### EXERCISE DETAILS
Each entry that follows is to be retyped exactly. Pictures do not belong in the copy.

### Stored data
===

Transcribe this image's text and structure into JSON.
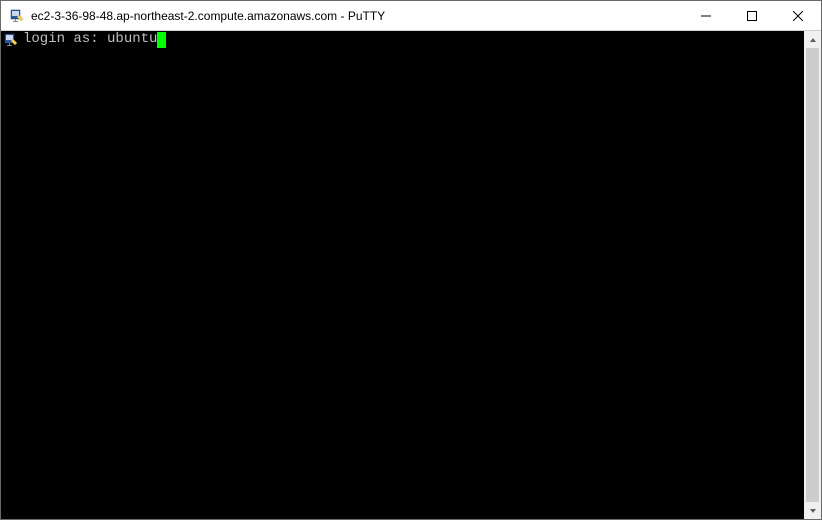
{
  "window": {
    "title": "ec2-3-36-98-48.ap-northeast-2.compute.amazonaws.com - PuTTY"
  },
  "terminal": {
    "prompt": "login as: ",
    "input": "ubuntu"
  }
}
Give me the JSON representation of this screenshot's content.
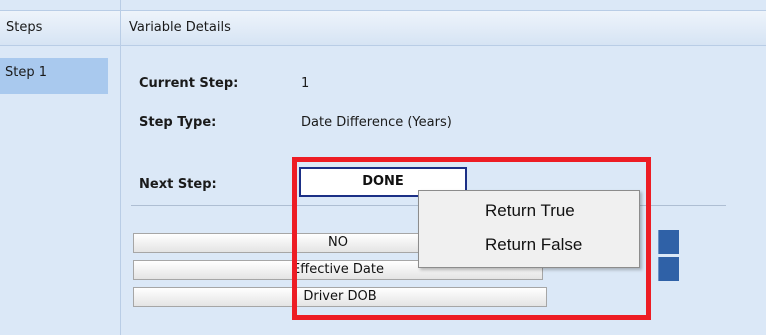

===

### EXPECTED ANSWER
Transcribe this image's text and structure into JSON.
{
  "window": {
    "title": "ec2-3-36-98-48.ap-northeast-2.compute.amazonaws.com - PuTTY"
  },
  "terminal": {
    "prompt": "login as: ",
    "input": "ubuntu"
  }
}
Give me the JSON representation of this screenshot's content.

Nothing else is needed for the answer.